The exercise:
Return the count of lines that hold the string "label", with no other words.

------ Data for processing

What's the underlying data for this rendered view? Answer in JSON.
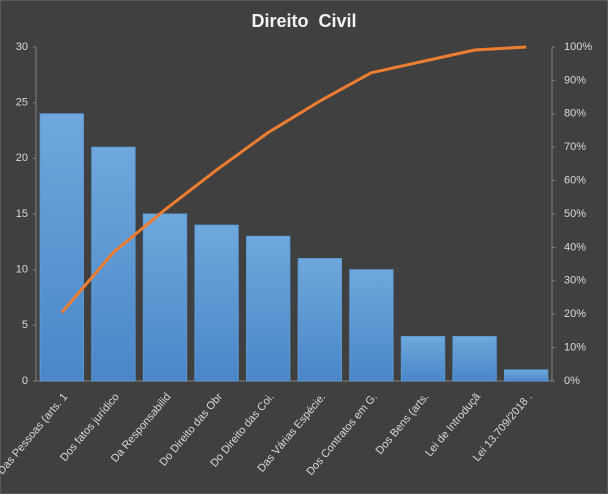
{
  "chart_data": {
    "type": "pareto",
    "title": "Direito  Civil",
    "categories": [
      "Das Pessoas (arts. 1",
      "Dos fatos jurídico",
      "Da Responsabilid",
      "Do Direito das Obr",
      "Do Direito das Coi.",
      "Das Várias Espécie.",
      "Dos Contratos em G.",
      "Dos Bens (arts.",
      "Lei de Introduçã",
      "Lei 13.709/2018 ."
    ],
    "series": [
      {
        "type": "bar",
        "color": "#5b9bd5",
        "values": [
          24,
          21,
          15,
          14,
          13,
          11,
          10,
          4,
          4,
          1
        ]
      },
      {
        "type": "line",
        "color": "#ed7d31",
        "axis": "y2",
        "values": [
          20.5,
          38.5,
          51.3,
          63.2,
          74.4,
          83.8,
          92.3,
          95.7,
          99.1,
          100
        ]
      }
    ],
    "ylim": [
      0,
      30
    ],
    "yticks": [
      0,
      5,
      10,
      15,
      20,
      25,
      30
    ],
    "y2lim": [
      0,
      100
    ],
    "y2ticks": [
      {
        "value": 0,
        "label": "0%"
      },
      {
        "value": 10,
        "label": "10%"
      },
      {
        "value": 20,
        "label": "20%"
      },
      {
        "value": 30,
        "label": "30%"
      },
      {
        "value": 40,
        "label": "40%"
      },
      {
        "value": 50,
        "label": "50%"
      },
      {
        "value": 60,
        "label": "60%"
      },
      {
        "value": 70,
        "label": "70%"
      },
      {
        "value": 80,
        "label": "80%"
      },
      {
        "value": 90,
        "label": "90%"
      },
      {
        "value": 100,
        "label": "100%"
      }
    ],
    "grid": false
  }
}
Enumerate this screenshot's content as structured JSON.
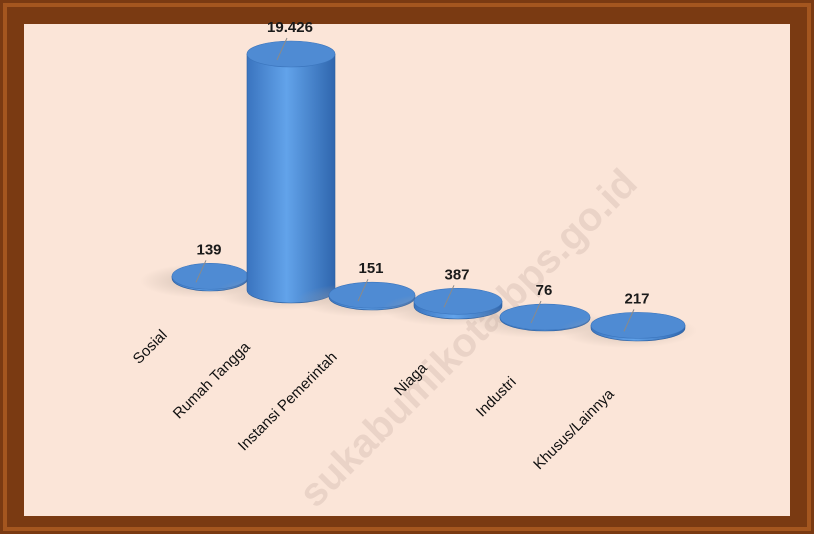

------------

Worked solution:
11